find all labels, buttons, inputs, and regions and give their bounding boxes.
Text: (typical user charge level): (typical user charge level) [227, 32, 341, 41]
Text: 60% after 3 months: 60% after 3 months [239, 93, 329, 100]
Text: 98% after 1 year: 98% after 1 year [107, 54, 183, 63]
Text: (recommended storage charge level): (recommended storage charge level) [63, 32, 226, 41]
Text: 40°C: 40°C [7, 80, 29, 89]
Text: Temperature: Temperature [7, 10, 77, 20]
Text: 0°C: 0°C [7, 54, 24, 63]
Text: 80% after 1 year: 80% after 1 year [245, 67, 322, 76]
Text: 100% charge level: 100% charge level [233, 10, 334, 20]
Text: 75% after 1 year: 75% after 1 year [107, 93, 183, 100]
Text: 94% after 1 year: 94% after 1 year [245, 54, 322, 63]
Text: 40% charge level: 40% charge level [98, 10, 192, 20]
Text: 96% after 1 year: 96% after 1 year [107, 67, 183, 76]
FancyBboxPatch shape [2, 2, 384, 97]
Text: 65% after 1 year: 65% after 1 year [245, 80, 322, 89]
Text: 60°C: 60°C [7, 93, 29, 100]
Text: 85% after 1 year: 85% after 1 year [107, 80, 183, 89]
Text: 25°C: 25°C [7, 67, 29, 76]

* Required work *
Copy out everything from the first line of the listing above down to the line containing "Text: 98% after", with both ends included and every line unchanged.

* Task solution *
find all labels, buttons, inputs, and regions and give their bounding boxes.
Text: (typical user charge level): (typical user charge level) [227, 32, 341, 41]
Text: 60% after 3 months: 60% after 3 months [239, 93, 329, 100]
Text: 98% after 1 year: 98% after 1 year [107, 54, 183, 63]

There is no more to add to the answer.